◆ Given request: All of the material below is to be retyped exactly.

○ ○ ○ ○

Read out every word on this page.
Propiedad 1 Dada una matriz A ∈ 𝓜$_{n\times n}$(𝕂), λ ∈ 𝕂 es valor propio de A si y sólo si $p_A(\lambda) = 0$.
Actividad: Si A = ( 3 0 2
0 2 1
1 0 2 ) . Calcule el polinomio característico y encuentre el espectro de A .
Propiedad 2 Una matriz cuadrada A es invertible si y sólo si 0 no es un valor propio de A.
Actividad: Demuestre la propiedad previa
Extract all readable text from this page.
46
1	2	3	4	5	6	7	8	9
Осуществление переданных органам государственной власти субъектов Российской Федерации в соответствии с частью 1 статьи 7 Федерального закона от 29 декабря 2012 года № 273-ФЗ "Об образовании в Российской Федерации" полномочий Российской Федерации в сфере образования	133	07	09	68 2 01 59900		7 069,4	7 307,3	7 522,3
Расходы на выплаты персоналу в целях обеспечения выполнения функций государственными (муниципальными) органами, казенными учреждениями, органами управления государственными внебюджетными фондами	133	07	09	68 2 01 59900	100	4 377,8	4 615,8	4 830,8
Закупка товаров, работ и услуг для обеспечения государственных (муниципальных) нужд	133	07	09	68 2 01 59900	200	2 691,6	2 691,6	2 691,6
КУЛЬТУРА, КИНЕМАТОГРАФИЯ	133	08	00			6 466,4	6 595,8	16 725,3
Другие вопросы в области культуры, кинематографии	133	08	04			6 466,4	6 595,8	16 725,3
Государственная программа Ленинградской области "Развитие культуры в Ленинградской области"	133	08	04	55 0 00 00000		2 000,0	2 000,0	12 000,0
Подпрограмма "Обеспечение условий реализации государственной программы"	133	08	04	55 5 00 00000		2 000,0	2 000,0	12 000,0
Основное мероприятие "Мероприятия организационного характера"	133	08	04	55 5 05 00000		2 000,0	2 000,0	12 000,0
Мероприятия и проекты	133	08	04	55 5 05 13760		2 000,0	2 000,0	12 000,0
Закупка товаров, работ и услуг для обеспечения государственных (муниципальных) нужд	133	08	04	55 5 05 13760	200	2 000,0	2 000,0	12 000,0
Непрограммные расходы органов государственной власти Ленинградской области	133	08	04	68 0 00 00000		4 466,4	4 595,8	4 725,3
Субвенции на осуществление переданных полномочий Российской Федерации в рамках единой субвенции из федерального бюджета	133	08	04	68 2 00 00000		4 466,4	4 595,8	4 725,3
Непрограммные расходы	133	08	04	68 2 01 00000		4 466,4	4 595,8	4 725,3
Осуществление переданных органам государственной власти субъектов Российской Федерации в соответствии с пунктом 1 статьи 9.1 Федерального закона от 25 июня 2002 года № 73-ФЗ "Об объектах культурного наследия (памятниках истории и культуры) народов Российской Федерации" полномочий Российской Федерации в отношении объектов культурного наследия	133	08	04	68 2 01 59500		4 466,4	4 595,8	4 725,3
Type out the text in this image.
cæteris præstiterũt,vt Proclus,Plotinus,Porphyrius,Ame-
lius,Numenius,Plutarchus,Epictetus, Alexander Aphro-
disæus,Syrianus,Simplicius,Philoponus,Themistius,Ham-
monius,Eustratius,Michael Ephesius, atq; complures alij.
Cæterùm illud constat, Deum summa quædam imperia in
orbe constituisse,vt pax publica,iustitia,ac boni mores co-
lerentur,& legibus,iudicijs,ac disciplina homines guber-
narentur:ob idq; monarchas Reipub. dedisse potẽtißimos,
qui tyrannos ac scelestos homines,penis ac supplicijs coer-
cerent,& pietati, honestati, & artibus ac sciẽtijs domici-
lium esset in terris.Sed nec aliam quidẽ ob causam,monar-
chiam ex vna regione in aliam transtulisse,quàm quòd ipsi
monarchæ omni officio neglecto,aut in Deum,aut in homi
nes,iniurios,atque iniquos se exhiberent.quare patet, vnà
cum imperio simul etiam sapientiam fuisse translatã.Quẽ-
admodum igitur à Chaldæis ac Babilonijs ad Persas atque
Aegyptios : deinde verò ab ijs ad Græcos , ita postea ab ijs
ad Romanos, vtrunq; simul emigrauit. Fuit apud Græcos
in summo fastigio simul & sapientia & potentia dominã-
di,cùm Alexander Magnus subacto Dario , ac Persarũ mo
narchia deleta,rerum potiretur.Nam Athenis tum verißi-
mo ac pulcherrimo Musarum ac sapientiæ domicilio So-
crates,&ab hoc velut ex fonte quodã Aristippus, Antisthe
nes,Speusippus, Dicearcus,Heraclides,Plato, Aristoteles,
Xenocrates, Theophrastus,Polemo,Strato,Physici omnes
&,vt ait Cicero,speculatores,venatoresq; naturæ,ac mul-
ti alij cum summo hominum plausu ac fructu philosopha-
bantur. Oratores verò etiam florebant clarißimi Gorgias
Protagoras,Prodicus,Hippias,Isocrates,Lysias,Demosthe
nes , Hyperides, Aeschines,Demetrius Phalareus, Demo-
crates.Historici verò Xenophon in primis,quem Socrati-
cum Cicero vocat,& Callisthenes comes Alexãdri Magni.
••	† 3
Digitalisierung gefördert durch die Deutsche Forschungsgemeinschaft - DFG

○ ○ ○ ○

◆ Answer for the task:
Read out every word on this page.
Propiedad 1 Dada una matriz A ∈ 𝓜$_{n\times n}$(𝕂), λ ∈ 𝕂 es valor propio de A si y sólo si $p_A(\lambda) = 0$.
Actividad: Si A = ( 3 0 2
0 2 1
1 0 2 ) . Calcule el polinomio característico y encuentre el espectro de A .
Propiedad 2 Una matriz cuadrada A es invertible si y sólo si 0 no es un valor propio de A.
Actividad: Demuestre la propiedad previa
Extract all readable text from this page.
46
1	2	3	4	5	6	7	8	9
Осуществление переданных органам государственной власти субъектов Российской Федерации в соответствии с частью 1 статьи 7 Федерального закона от 29 декабря 2012 года № 273-ФЗ "Об образовании в Российской Федерации" полномочий Российской Федерации в сфере образования	133	07	09	68 2 01 59900		7 069,4	7 307,3	7 522,3
Расходы на выплаты персоналу в целях обеспечения выполнения функций государственными (муниципальными) органами, казенными учреждениями, органами управления государственными внебюджетными фондами	133	07	09	68 2 01 59900	100	4 377,8	4 615,8	4 830,8
Закупка товаров, работ и услуг для обеспечения государственных (муниципальных) нужд	133	07	09	68 2 01 59900	200	2 691,6	2 691,6	2 691,6
КУЛЬТУРА, КИНЕМАТОГРАФИЯ	133	08	00			6 466,4	6 595,8	16 725,3
Другие вопросы в области культуры, кинематографии	133	08	04			6 466,4	6 595,8	16 725,3
Государственная программа Ленинградской области "Развитие культуры в Ленинградской области"	133	08	04	55 0 00 00000		2 000,0	2 000,0	12 000,0
Подпрограмма "Обеспечение условий реализации государственной программы"	133	08	04	55 5 00 00000		2 000,0	2 000,0	12 000,0
Основное мероприятие "Мероприятия организационного характера"	133	08	04	55 5 05 00000		2 000,0	2 000,0	12 000,0
Мероприятия и проекты	133	08	04	55 5 05 13760		2 000,0	2 000,0	12 000,0
Закупка товаров, работ и услуг для обеспечения государственных (муниципальных) нужд	133	08	04	55 5 05 13760	200	2 000,0	2 000,0	12 000,0
Непрограммные расходы органов государственной власти Ленинградской области	133	08	04	68 0 00 00000		4 466,4	4 595,8	4 725,3
Субвенции на осуществление переданных полномочий Российской Федерации в рамках единой субвенции из федерального бюджета	133	08	04	68 2 00 00000		4 466,4	4 595,8	4 725,3
Непрограммные расходы	133	08	04	68 2 01 00000		4 466,4	4 595,8	4 725,3
Осуществление переданных органам государственной власти субъектов Российской Федерации в соответствии с пунктом 1 статьи 9.1 Федерального закона от 25 июня 2002 года № 73-ФЗ "Об объектах культурного наследия (памятниках истории и культуры) народов Российской Федерации" полномочий Российской Федерации в отношении объектов культурного наследия	133	08	04	68 2 01 59500		4 466,4	4 595,8	4 725,3
Type out the text in this image.
cæteris præstiterũt,vt Proclus,Plotinus,Porphyrius,Ame-
lius,Numenius,Plutarchus,Epictetus, Alexander Aphro-
disæus,Syrianus,Simplicius,Philoponus,Themistius,Ham-
monius,Eustratius,Michael Ephesius, atq; complures alij.
Cæterùm illud constat, Deum summa quædam imperia in
orbe constituisse,vt pax publica,iustitia,ac boni mores co-
lerentur,& legibus,iudicijs,ac disciplina homines guber-
narentur:ob idq; monarchas Reipub. dedisse potẽtißimos,
qui tyrannos ac scelestos homines,penis ac supplicijs coer-
cerent,& pietati, honestati, & artibus ac sciẽtijs domici-
lium esset in terris.Sed nec aliam quidẽ ob causam,monar-
chiam ex vna regione in aliam transtulisse,quàm quòd ipsi
monarchæ omni officio neglecto,aut in Deum,aut in homi
nes,iniurios,atque iniquos se exhiberent.quare patet, vnà
cum imperio simul etiam sapientiam fuisse translatã.Quẽ-
admodum igitur à Chaldæis ac Babilonijs ad Persas atque
Aegyptios : deinde verò ab ijs ad Græcos , ita postea ab ijs
ad Romanos, vtrunq; simul emigrauit. Fuit apud Græcos
in summo fastigio simul & sapientia & potentia dominã-
di,cùm Alexander Magnus subacto Dario , ac Persarũ mo
narchia deleta,rerum potiretur.Nam Athenis tum verißi-
mo ac pulcherrimo Musarum ac sapientiæ domicilio So-
crates,&ab hoc velut ex fonte quodã Aristippus, Antisthe
nes,Speusippus, Dicearcus,Heraclides,Plato, Aristoteles,
Xenocrates, Theophrastus,Polemo,Strato,Physici omnes
&,vt ait Cicero,speculatores,venatoresq; naturæ,ac mul-
ti alij cum summo hominum plausu ac fructu philosopha-
bantur. Oratores verò etiam florebant clarißimi Gorgias
Protagoras,Prodicus,Hippias,Isocrates,Lysias,Demosthe
nes , Hyperides, Aeschines,Demetrius Phalareus, Demo-
crates.Historici verò Xenophon in primis,quem Socrati-
cum Cicero vocat,& Callisthenes comes Alexãdri Magni.
••	† 3
Digitalisierung gefördert durch die Deutsche Forschungsgemeinschaft - DFG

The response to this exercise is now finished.